*What is needed*.
Without including any images, repeat the data exactly.

[Rows from a dataset]

+++

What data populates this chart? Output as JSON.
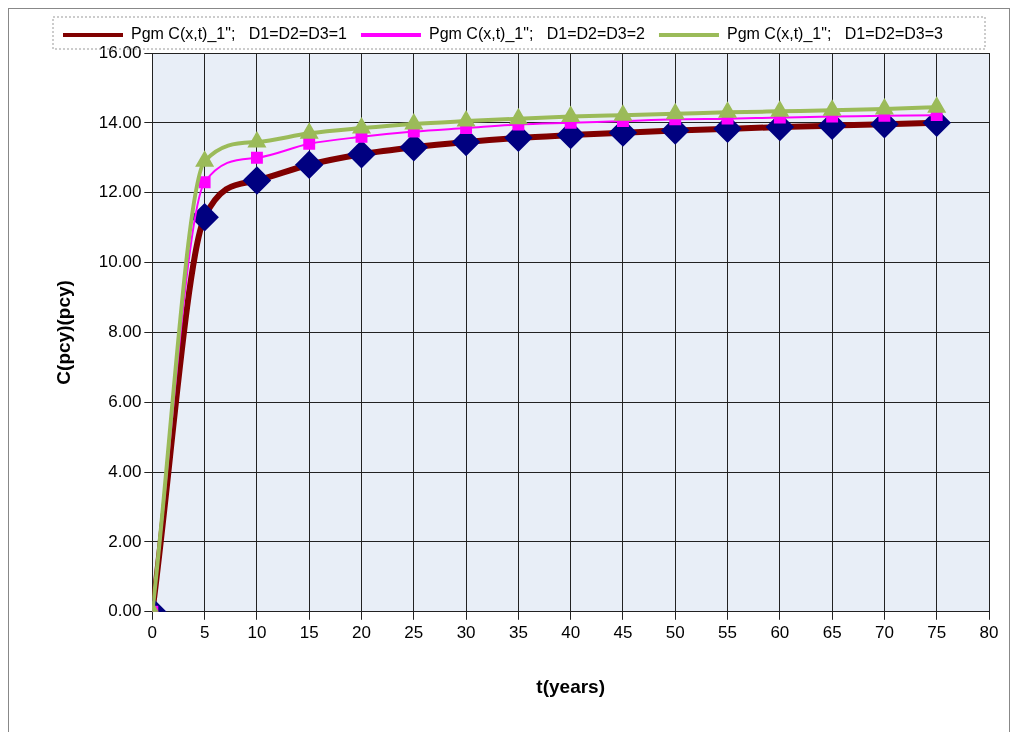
{
  "chart_data": {
    "type": "line",
    "xlabel": "t(years)",
    "ylabel": "C(pcy)(pcy)",
    "x": [
      0,
      5,
      10,
      15,
      20,
      25,
      30,
      35,
      40,
      45,
      50,
      55,
      60,
      65,
      70,
      75
    ],
    "series": [
      {
        "name": "Pgm C(x,t)_1\";   D1=D2=D3=1",
        "color": "#800000",
        "marker": "diamond",
        "colors": [
          "#000080",
          "#000080",
          "#000080",
          "#000080",
          "#000080",
          "#000080",
          "#000080",
          "#000080",
          "#000080",
          "#000080",
          "#000080",
          "#000080",
          "#000080",
          "#000080",
          "#000080",
          "#000080"
        ],
        "values": [
          0,
          11.3,
          12.35,
          12.8,
          13.1,
          13.3,
          13.45,
          13.57,
          13.65,
          13.72,
          13.78,
          13.83,
          13.88,
          13.92,
          13.96,
          14.0
        ]
      },
      {
        "name": "Pgm C(x,t)_1\";   D1=D2=D3=2",
        "color": "#ff00ff",
        "marker": "square",
        "values": [
          0,
          12.3,
          13.0,
          13.4,
          13.6,
          13.75,
          13.85,
          13.95,
          14.0,
          14.05,
          14.1,
          14.12,
          14.15,
          14.18,
          14.2,
          14.22
        ]
      },
      {
        "name": "Pgm C(x,t)_1\";   D1=D2=D3=3",
        "color": "#9bbb59",
        "marker": "triangle",
        "values": [
          0,
          12.9,
          13.45,
          13.7,
          13.85,
          13.97,
          14.05,
          14.12,
          14.18,
          14.22,
          14.26,
          14.3,
          14.33,
          14.36,
          14.4,
          14.45
        ]
      }
    ],
    "xlim": [
      0,
      80
    ],
    "xticks": [
      0,
      5,
      10,
      15,
      20,
      25,
      30,
      35,
      40,
      45,
      50,
      55,
      60,
      65,
      70,
      75,
      80
    ],
    "ylim": [
      0,
      16
    ],
    "yticks": [
      {
        "value": 0,
        "label": "0.00"
      },
      {
        "value": 2,
        "label": "2.00"
      },
      {
        "value": 4,
        "label": "4.00"
      },
      {
        "value": 6,
        "label": "6.00"
      },
      {
        "value": 8,
        "label": "8.00"
      },
      {
        "value": 10,
        "label": "10.00"
      },
      {
        "value": 12,
        "label": "12.00"
      },
      {
        "value": 14,
        "label": "14.00"
      },
      {
        "value": 16,
        "label": "16.00"
      }
    ],
    "grid": true,
    "legend": "top",
    "line_style": "solid"
  }
}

+++

*Result of the exercise*.
What data populates this chart? Output as JSON.
{
  "chart_data": {
    "type": "line",
    "xlabel": "t(years)",
    "ylabel": "C(pcy)(pcy)",
    "x": [
      0,
      5,
      10,
      15,
      20,
      25,
      30,
      35,
      40,
      45,
      50,
      55,
      60,
      65,
      70,
      75
    ],
    "series": [
      {
        "name": "Pgm C(x,t)_1\";   D1=D2=D3=1",
        "color": "#800000",
        "marker": "diamond",
        "colors": [
          "#000080",
          "#000080",
          "#000080",
          "#000080",
          "#000080",
          "#000080",
          "#000080",
          "#000080",
          "#000080",
          "#000080",
          "#000080",
          "#000080",
          "#000080",
          "#000080",
          "#000080",
          "#000080"
        ],
        "values": [
          0,
          11.3,
          12.35,
          12.8,
          13.1,
          13.3,
          13.45,
          13.57,
          13.65,
          13.72,
          13.78,
          13.83,
          13.88,
          13.92,
          13.96,
          14.0
        ]
      },
      {
        "name": "Pgm C(x,t)_1\";   D1=D2=D3=2",
        "color": "#ff00ff",
        "marker": "square",
        "values": [
          0,
          12.3,
          13.0,
          13.4,
          13.6,
          13.75,
          13.85,
          13.95,
          14.0,
          14.05,
          14.1,
          14.12,
          14.15,
          14.18,
          14.2,
          14.22
        ]
      },
      {
        "name": "Pgm C(x,t)_1\";   D1=D2=D3=3",
        "color": "#9bbb59",
        "marker": "triangle",
        "values": [
          0,
          12.9,
          13.45,
          13.7,
          13.85,
          13.97,
          14.05,
          14.12,
          14.18,
          14.22,
          14.26,
          14.3,
          14.33,
          14.36,
          14.4,
          14.45
        ]
      }
    ],
    "xlim": [
      0,
      80
    ],
    "xticks": [
      0,
      5,
      10,
      15,
      20,
      25,
      30,
      35,
      40,
      45,
      50,
      55,
      60,
      65,
      70,
      75,
      80
    ],
    "ylim": [
      0,
      16
    ],
    "yticks": [
      {
        "value": 0,
        "label": "0.00"
      },
      {
        "value": 2,
        "label": "2.00"
      },
      {
        "value": 4,
        "label": "4.00"
      },
      {
        "value": 6,
        "label": "6.00"
      },
      {
        "value": 8,
        "label": "8.00"
      },
      {
        "value": 10,
        "label": "10.00"
      },
      {
        "value": 12,
        "label": "12.00"
      },
      {
        "value": 14,
        "label": "14.00"
      },
      {
        "value": 16,
        "label": "16.00"
      }
    ],
    "grid": true,
    "legend": "top",
    "line_style": "solid"
  }
}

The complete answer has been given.